The request. Retype every entry exactly, character for character.

Entries supplied.
begin

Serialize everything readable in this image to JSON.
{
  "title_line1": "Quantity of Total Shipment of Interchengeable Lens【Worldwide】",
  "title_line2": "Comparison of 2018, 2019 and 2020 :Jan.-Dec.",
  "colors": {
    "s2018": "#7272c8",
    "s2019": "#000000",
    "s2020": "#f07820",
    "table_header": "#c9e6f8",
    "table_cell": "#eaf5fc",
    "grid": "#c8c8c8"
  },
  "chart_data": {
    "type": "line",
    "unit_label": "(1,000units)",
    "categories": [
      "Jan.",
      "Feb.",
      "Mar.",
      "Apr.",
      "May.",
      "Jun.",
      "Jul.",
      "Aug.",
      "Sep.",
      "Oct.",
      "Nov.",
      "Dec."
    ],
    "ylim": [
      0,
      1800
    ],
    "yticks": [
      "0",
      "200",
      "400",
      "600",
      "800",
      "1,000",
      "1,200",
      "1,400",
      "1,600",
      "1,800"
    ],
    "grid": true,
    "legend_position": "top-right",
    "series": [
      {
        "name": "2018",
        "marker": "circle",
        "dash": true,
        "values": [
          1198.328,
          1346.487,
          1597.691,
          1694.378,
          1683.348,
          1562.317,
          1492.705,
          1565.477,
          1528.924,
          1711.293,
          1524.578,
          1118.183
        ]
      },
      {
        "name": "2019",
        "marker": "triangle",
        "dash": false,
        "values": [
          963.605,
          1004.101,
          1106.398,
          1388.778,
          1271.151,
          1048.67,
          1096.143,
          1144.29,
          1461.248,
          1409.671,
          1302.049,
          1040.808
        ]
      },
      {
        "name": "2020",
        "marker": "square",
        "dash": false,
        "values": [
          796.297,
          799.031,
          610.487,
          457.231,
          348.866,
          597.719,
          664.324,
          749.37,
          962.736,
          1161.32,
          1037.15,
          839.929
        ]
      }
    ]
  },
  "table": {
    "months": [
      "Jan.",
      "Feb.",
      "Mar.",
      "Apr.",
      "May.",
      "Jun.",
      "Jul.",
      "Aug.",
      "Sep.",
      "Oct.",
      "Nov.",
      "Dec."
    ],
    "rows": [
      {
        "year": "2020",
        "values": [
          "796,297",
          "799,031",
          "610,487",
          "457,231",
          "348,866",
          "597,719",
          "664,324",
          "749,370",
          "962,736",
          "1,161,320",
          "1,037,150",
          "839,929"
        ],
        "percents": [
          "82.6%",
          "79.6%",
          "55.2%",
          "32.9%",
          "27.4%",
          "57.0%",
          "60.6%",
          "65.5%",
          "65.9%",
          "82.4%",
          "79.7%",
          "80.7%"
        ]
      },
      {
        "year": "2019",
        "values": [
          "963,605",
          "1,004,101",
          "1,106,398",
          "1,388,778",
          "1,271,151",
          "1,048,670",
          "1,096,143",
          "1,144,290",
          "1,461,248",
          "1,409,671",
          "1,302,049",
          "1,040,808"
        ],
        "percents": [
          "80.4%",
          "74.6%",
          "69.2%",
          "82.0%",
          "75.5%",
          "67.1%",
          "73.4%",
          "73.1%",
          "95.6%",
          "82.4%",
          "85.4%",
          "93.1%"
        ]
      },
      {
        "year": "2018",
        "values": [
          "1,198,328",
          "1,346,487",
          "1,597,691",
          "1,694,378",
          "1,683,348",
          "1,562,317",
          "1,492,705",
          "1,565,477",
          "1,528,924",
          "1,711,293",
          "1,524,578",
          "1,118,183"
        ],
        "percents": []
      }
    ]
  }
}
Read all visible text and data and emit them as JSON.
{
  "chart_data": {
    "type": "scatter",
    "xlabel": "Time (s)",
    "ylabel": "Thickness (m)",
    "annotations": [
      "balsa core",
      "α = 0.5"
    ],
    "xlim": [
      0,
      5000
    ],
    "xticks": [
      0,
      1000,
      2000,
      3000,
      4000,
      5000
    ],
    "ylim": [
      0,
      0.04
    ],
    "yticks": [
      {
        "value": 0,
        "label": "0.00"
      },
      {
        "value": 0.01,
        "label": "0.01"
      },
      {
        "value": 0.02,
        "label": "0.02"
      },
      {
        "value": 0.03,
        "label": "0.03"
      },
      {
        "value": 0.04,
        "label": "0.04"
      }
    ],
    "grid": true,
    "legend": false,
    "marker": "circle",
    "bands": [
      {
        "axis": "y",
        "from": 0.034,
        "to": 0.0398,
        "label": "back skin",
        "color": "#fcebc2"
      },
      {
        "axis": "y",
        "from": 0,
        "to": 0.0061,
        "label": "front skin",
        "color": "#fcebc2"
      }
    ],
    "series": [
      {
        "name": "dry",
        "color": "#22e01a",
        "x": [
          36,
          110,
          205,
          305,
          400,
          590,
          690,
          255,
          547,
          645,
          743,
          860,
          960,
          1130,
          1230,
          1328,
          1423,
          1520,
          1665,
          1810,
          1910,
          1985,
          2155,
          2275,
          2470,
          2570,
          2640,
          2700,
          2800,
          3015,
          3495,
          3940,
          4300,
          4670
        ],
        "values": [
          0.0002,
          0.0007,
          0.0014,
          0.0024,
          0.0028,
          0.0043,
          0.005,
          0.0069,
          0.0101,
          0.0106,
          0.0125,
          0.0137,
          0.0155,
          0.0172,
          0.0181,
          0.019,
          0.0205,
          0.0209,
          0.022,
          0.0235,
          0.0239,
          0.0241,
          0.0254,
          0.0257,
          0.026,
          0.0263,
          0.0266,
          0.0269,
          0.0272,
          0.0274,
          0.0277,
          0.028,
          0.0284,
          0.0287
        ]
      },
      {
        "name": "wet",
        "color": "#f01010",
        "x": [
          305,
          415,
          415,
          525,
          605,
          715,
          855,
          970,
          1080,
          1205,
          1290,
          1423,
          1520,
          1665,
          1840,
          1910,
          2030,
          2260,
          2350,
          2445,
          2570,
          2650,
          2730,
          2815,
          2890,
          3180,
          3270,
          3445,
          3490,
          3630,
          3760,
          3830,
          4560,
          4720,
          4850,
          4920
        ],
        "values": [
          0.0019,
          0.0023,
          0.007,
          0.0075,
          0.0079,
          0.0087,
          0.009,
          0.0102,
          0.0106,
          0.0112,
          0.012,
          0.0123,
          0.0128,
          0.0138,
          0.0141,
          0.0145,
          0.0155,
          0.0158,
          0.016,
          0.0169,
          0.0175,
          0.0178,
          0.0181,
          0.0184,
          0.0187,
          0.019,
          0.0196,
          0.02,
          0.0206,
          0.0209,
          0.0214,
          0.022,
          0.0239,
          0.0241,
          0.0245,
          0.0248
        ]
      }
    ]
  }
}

end

Answer to this exercise.
Serialize everything readable in this image to JSON.
{
  "title_line1": "Quantity of Total Shipment of Interchengeable Lens【Worldwide】",
  "title_line2": "Comparison of 2018, 2019 and 2020 :Jan.-Dec.",
  "colors": {
    "s2018": "#7272c8",
    "s2019": "#000000",
    "s2020": "#f07820",
    "table_header": "#c9e6f8",
    "table_cell": "#eaf5fc",
    "grid": "#c8c8c8"
  },
  "chart_data": {
    "type": "line",
    "unit_label": "(1,000units)",
    "categories": [
      "Jan.",
      "Feb.",
      "Mar.",
      "Apr.",
      "May.",
      "Jun.",
      "Jul.",
      "Aug.",
      "Sep.",
      "Oct.",
      "Nov.",
      "Dec."
    ],
    "ylim": [
      0,
      1800
    ],
    "yticks": [
      "0",
      "200",
      "400",
      "600",
      "800",
      "1,000",
      "1,200",
      "1,400",
      "1,600",
      "1,800"
    ],
    "grid": true,
    "legend_position": "top-right",
    "series": [
      {
        "name": "2018",
        "marker": "circle",
        "dash": true,
        "values": [
          1198.328,
          1346.487,
          1597.691,
          1694.378,
          1683.348,
          1562.317,
          1492.705,
          1565.477,
          1528.924,
          1711.293,
          1524.578,
          1118.183
        ]
      },
      {
        "name": "2019",
        "marker": "triangle",
        "dash": false,
        "values": [
          963.605,
          1004.101,
          1106.398,
          1388.778,
          1271.151,
          1048.67,
          1096.143,
          1144.29,
          1461.248,
          1409.671,
          1302.049,
          1040.808
        ]
      },
      {
        "name": "2020",
        "marker": "square",
        "dash": false,
        "values": [
          796.297,
          799.031,
          610.487,
          457.231,
          348.866,
          597.719,
          664.324,
          749.37,
          962.736,
          1161.32,
          1037.15,
          839.929
        ]
      }
    ]
  },
  "table": {
    "months": [
      "Jan.",
      "Feb.",
      "Mar.",
      "Apr.",
      "May.",
      "Jun.",
      "Jul.",
      "Aug.",
      "Sep.",
      "Oct.",
      "Nov.",
      "Dec."
    ],
    "rows": [
      {
        "year": "2020",
        "values": [
          "796,297",
          "799,031",
          "610,487",
          "457,231",
          "348,866",
          "597,719",
          "664,324",
          "749,370",
          "962,736",
          "1,161,320",
          "1,037,150",
          "839,929"
        ],
        "percents": [
          "82.6%",
          "79.6%",
          "55.2%",
          "32.9%",
          "27.4%",
          "57.0%",
          "60.6%",
          "65.5%",
          "65.9%",
          "82.4%",
          "79.7%",
          "80.7%"
        ]
      },
      {
        "year": "2019",
        "values": [
          "963,605",
          "1,004,101",
          "1,106,398",
          "1,388,778",
          "1,271,151",
          "1,048,670",
          "1,096,143",
          "1,144,290",
          "1,461,248",
          "1,409,671",
          "1,302,049",
          "1,040,808"
        ],
        "percents": [
          "80.4%",
          "74.6%",
          "69.2%",
          "82.0%",
          "75.5%",
          "67.1%",
          "73.4%",
          "73.1%",
          "95.6%",
          "82.4%",
          "85.4%",
          "93.1%"
        ]
      },
      {
        "year": "2018",
        "values": [
          "1,198,328",
          "1,346,487",
          "1,597,691",
          "1,694,378",
          "1,683,348",
          "1,562,317",
          "1,492,705",
          "1,565,477",
          "1,528,924",
          "1,711,293",
          "1,524,578",
          "1,118,183"
        ],
        "percents": []
      }
    ]
  }
}
Read all visible text and data and emit them as JSON.
{
  "chart_data": {
    "type": "scatter",
    "xlabel": "Time (s)",
    "ylabel": "Thickness (m)",
    "annotations": [
      "balsa core",
      "α = 0.5"
    ],
    "xlim": [
      0,
      5000
    ],
    "xticks": [
      0,
      1000,
      2000,
      3000,
      4000,
      5000
    ],
    "ylim": [
      0,
      0.04
    ],
    "yticks": [
      {
        "value": 0,
        "label": "0.00"
      },
      {
        "value": 0.01,
        "label": "0.01"
      },
      {
        "value": 0.02,
        "label": "0.02"
      },
      {
        "value": 0.03,
        "label": "0.03"
      },
      {
        "value": 0.04,
        "label": "0.04"
      }
    ],
    "grid": true,
    "legend": false,
    "marker": "circle",
    "bands": [
      {
        "axis": "y",
        "from": 0.034,
        "to": 0.0398,
        "label": "back skin",
        "color": "#fcebc2"
      },
      {
        "axis": "y",
        "from": 0,
        "to": 0.0061,
        "label": "front skin",
        "color": "#fcebc2"
      }
    ],
    "series": [
      {
        "name": "dry",
        "color": "#22e01a",
        "x": [
          36,
          110,
          205,
          305,
          400,
          590,
          690,
          255,
          547,
          645,
          743,
          860,
          960,
          1130,
          1230,
          1328,
          1423,
          1520,
          1665,
          1810,
          1910,
          1985,
          2155,
          2275,
          2470,
          2570,
          2640,
          2700,
          2800,
          3015,
          3495,
          3940,
          4300,
          4670
        ],
        "values": [
          0.0002,
          0.0007,
          0.0014,
          0.0024,
          0.0028,
          0.0043,
          0.005,
          0.0069,
          0.0101,
          0.0106,
          0.0125,
          0.0137,
          0.0155,
          0.0172,
          0.0181,
          0.019,
          0.0205,
          0.0209,
          0.022,
          0.0235,
          0.0239,
          0.0241,
          0.0254,
          0.0257,
          0.026,
          0.0263,
          0.0266,
          0.0269,
          0.0272,
          0.0274,
          0.0277,
          0.028,
          0.0284,
          0.0287
        ]
      },
      {
        "name": "wet",
        "color": "#f01010",
        "x": [
          305,
          415,
          415,
          525,
          605,
          715,
          855,
          970,
          1080,
          1205,
          1290,
          1423,
          1520,
          1665,
          1840,
          1910,
          2030,
          2260,
          2350,
          2445,
          2570,
          2650,
          2730,
          2815,
          2890,
          3180,
          3270,
          3445,
          3490,
          3630,
          3760,
          3830,
          4560,
          4720,
          4850,
          4920
        ],
        "values": [
          0.0019,
          0.0023,
          0.007,
          0.0075,
          0.0079,
          0.0087,
          0.009,
          0.0102,
          0.0106,
          0.0112,
          0.012,
          0.0123,
          0.0128,
          0.0138,
          0.0141,
          0.0145,
          0.0155,
          0.0158,
          0.016,
          0.0169,
          0.0175,
          0.0178,
          0.0181,
          0.0184,
          0.0187,
          0.019,
          0.0196,
          0.02,
          0.0206,
          0.0209,
          0.0214,
          0.022,
          0.0239,
          0.0241,
          0.0245,
          0.0248
        ]
      }
    ]
  }
}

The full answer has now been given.